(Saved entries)
--

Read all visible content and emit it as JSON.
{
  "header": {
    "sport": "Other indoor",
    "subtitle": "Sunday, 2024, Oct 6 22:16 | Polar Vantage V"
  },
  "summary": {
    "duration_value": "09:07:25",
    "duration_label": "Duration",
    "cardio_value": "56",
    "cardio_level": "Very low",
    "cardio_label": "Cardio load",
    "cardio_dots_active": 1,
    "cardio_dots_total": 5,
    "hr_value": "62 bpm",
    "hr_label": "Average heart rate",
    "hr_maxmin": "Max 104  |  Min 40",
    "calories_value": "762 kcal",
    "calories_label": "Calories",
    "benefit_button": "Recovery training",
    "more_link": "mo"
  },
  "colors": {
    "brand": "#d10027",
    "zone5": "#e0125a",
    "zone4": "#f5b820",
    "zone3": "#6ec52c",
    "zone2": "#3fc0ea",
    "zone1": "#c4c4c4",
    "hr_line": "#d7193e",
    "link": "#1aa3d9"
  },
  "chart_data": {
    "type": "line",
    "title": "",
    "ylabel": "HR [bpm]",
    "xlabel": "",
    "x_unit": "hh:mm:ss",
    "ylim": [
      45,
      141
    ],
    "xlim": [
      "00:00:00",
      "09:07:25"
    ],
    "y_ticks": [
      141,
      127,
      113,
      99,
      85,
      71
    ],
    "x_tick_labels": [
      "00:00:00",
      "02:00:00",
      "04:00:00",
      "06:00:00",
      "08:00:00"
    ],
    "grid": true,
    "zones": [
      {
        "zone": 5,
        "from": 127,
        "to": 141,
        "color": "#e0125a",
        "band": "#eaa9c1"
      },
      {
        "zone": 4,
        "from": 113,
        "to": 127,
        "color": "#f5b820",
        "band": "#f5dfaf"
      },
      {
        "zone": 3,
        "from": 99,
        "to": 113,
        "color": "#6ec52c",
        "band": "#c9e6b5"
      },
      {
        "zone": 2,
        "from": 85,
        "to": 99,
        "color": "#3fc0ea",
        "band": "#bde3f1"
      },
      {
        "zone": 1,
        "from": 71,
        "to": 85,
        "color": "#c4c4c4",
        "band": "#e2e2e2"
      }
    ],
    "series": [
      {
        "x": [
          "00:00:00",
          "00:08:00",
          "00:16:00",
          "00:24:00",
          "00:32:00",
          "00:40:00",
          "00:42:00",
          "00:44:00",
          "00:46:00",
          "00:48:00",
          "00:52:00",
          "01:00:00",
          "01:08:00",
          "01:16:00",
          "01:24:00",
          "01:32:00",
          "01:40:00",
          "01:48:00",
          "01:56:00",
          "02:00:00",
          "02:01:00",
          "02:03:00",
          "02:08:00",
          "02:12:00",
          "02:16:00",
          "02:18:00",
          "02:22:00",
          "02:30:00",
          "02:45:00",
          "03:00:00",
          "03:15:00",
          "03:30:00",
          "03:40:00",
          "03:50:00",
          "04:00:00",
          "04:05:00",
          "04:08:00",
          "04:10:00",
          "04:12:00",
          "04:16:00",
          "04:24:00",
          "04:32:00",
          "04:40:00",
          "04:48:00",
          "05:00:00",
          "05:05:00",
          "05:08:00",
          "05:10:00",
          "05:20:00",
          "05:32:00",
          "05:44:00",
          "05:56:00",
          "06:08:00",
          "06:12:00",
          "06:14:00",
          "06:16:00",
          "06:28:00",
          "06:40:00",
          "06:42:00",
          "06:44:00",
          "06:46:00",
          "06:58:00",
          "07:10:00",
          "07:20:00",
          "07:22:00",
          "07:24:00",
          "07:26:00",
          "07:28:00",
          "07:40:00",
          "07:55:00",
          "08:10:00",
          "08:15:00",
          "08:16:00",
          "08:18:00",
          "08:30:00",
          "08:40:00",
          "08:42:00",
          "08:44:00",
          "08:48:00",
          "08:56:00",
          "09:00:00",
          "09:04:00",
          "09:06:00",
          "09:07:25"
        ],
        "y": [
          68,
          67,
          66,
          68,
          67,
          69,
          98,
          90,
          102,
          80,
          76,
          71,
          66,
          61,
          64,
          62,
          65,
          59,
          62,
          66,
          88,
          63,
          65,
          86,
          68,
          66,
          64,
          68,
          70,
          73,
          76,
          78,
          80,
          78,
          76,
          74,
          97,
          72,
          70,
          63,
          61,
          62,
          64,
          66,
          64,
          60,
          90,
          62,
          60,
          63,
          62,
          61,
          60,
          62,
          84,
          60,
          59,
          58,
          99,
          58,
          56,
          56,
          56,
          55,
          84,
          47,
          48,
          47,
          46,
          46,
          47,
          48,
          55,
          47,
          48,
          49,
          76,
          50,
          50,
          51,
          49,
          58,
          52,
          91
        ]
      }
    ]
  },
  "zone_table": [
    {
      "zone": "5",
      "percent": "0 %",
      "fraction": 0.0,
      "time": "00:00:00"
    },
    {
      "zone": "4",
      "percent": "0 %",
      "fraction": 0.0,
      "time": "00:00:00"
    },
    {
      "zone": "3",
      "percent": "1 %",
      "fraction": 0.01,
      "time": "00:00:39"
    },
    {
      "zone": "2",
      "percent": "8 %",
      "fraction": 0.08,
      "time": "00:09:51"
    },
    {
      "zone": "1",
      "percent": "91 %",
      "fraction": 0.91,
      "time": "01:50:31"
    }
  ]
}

--

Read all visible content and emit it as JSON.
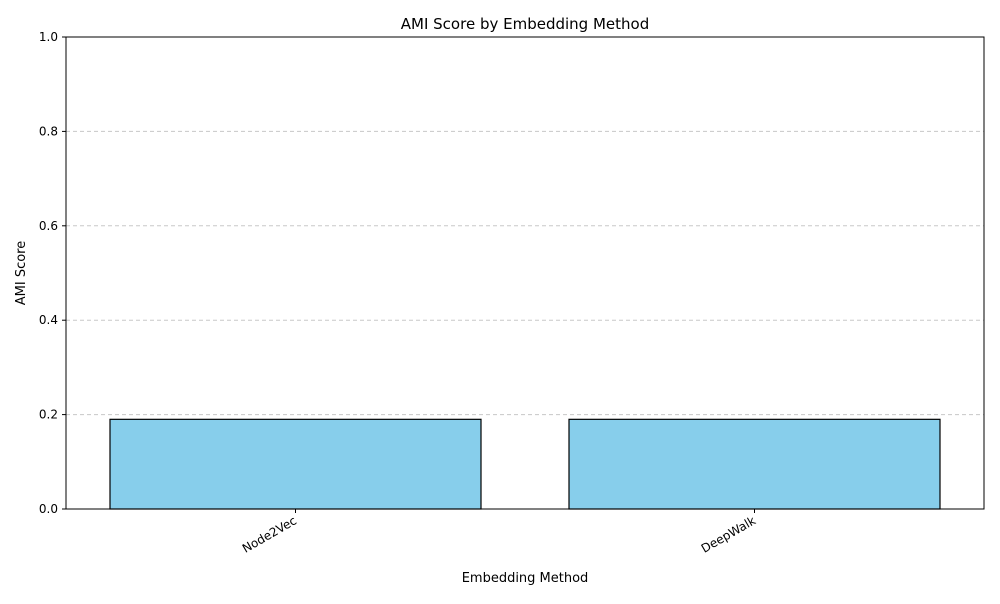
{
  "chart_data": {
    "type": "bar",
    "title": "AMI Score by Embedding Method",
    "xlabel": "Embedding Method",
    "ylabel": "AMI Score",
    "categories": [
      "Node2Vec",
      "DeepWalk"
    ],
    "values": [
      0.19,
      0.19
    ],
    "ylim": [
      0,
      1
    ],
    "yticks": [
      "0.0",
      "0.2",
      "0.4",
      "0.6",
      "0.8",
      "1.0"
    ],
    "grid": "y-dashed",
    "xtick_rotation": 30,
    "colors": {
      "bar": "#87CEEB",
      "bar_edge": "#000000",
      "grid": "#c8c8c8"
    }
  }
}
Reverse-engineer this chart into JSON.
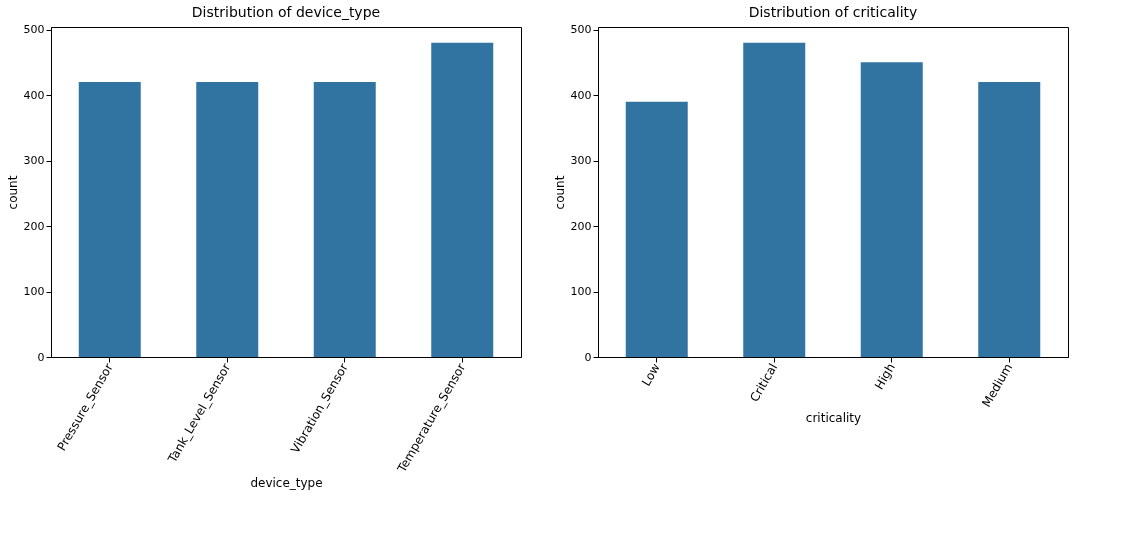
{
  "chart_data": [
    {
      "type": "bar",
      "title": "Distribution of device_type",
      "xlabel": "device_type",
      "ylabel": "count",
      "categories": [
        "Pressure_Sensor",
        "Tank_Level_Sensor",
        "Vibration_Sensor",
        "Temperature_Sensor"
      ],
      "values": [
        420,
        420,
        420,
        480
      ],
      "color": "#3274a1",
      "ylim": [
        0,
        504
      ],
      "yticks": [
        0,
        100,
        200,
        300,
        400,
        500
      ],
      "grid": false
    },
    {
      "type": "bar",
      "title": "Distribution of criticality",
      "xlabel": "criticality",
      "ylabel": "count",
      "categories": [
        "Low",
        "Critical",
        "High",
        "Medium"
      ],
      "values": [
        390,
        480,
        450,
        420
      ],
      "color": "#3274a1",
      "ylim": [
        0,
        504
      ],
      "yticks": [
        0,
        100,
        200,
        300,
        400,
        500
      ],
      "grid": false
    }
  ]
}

--

DIRECTIONS ▸ From the entries above, copy each line holding "criticality".

FINAL ANSWER ▸
      "title": "Distribution of criticality",
      "xlabel": "criticality",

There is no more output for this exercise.